■ **What to work on**: Find the lines of data that contain the string "крыла", then list them.

-- START Information supplied --

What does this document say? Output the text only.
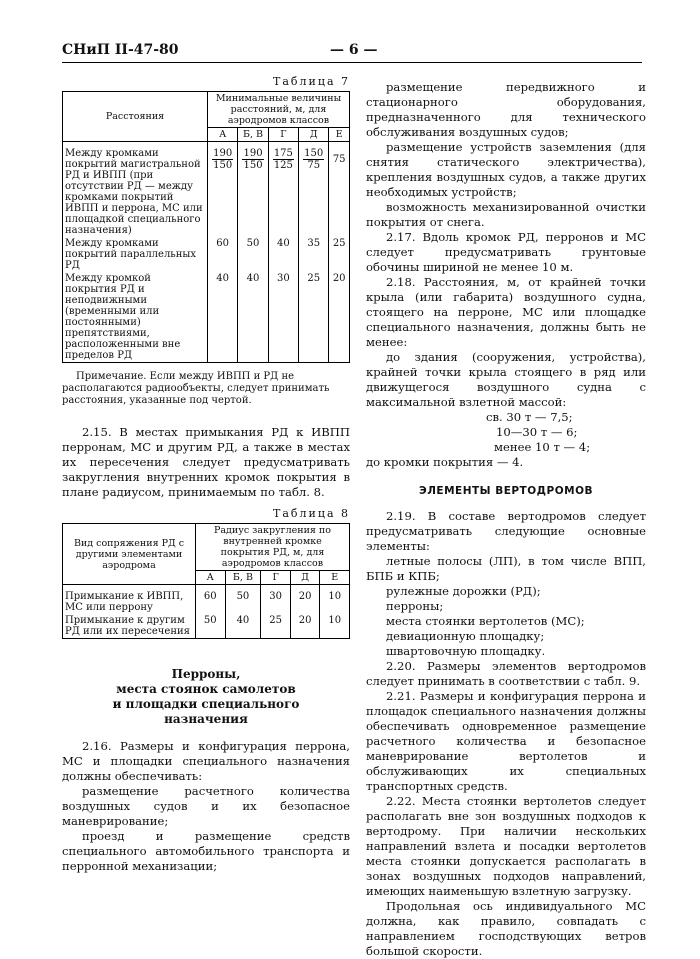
СНиП II-47-80	— 6 —
Таблица 7
Расстояния	Минимальные величины расстояний, м, для аэродромов классов				
	А	Б, В	Г	Д	Е
Между кромками покрытий магистральной РД и ИВПП (при отсутствии РД — между кромками покрытий ИВПП и перрона, МС или площадкой специального назначения)	$\frac{190}{150}$	$\frac{190}{150}$	$\frac{175}{125}$	$\frac{150}{75}$	75
Между кромками покрытий параллельных РД	60	50	40	35	25
Между кромкой покрытия РД и неподвижными (временными или постоянными) препятствиями, расположенными вне пределов РД	40	40	30	25	20
Примечание. Если между ИВПП и РД не располагаются радиообъекты, следует принимать расстояния, указанные под чертой.

2.15. В местах примыкания РД к ИВПП перронам, МС и другим РД, а также в местах их пересечения следует предусматривать закругления внутренних кромок покрытия в плане радиусом, принимаемым по табл. 8.

Таблица 8
Вид сопряжения РД с другими элементами аэродрома	Радиус закругления по внутренней кромке покрытия РД, м, для аэродромов классов				
	А	Б, В	Г	Д	Е
Примыкание к ИВПП, МС или перрону	60	50	30	20	10
Примыкание к другим РД или их пересечения	50	40	25	20	10
Перроны,
места стоянок самолетов
и площадки специального
назначения

2.16. Размеры и конфигурация перрона, МС и площадки специального назначения должны обеспечивать:

размещение расчетного количества воздушных судов и их безопасное маневрирование;

проезд и размещение средств специального автомобильного транспорта и перронной механизации;

размещение передвижного и стационарного оборудования, предназначенного для технического обслуживания воздушных судов;

размещение устройств заземления (для снятия статического электричества), крепления воздушных судов, а также других необходимых устройств;

возможность механизированной очистки покрытия от снега.

2.17. Вдоль кромок РД, перронов и МС следует предусматривать грунтовые обочины шириной не менее 10 м.

2.18. Расстояния, м, от крайней точки крыла (или габарита) воздушного судна, стоящего на перроне, МС или площадке специального назначения, должны быть не менее:

до здания (сооружения, устройства), крайней точки крыла стоящего в ряд или движущегося воздушного судна с максимальной взлетной массой:

св. 30 т — 7,5;
10—30 т — 6;
менее 10 т — 4;

до кромки покрытия — 4.

ЭЛЕМЕНТЫ ВЕРТОДРОМОВ

2.19. В составе вертодромов следует предусматривать следующие основные элементы:

летные полосы (ЛП), в том числе ВПП, БПБ и КПБ;

рулежные дорожки (РД);

перроны;

места стоянки вертолетов (МС);

девиационную площадку;

швартовочную площадку.

2.20. Размеры элементов вертодромов следует принимать в соответствии с табл. 9.

2.21. Размеры и конфигурация перрона и площадок специального назначения должны обеспечивать одновременное размещение расчетного количества и безопасное маневрирование вертолетов и обслуживающих их специальных транспортных средств.

2.22. Места стоянки вертолетов следует располагать вне зон воздушных подходов к вертодрому. При наличии нескольких направлений взлета и посадки вертолетов места стоянки допускается располагать в зонах воздушных подходов направлений, имеющих наименьшую взлетную загрузку.

Продольная ось индивидуального МС должна, как правило, совпадать с направлением господствующих ветров большой скорости.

-- END Information supplied --

■ **Exercise result**:
2.18. Расстояния, м, от крайней точки крыла (или габарита) воздушного судна, стоящего на перроне, МС или площадке специального назначения, должны быть не менее:
до здания (сооружения, устройства), крайней точки крыла стоящего в ряд или движущегося воздушного судна с максимальной взлетной массой:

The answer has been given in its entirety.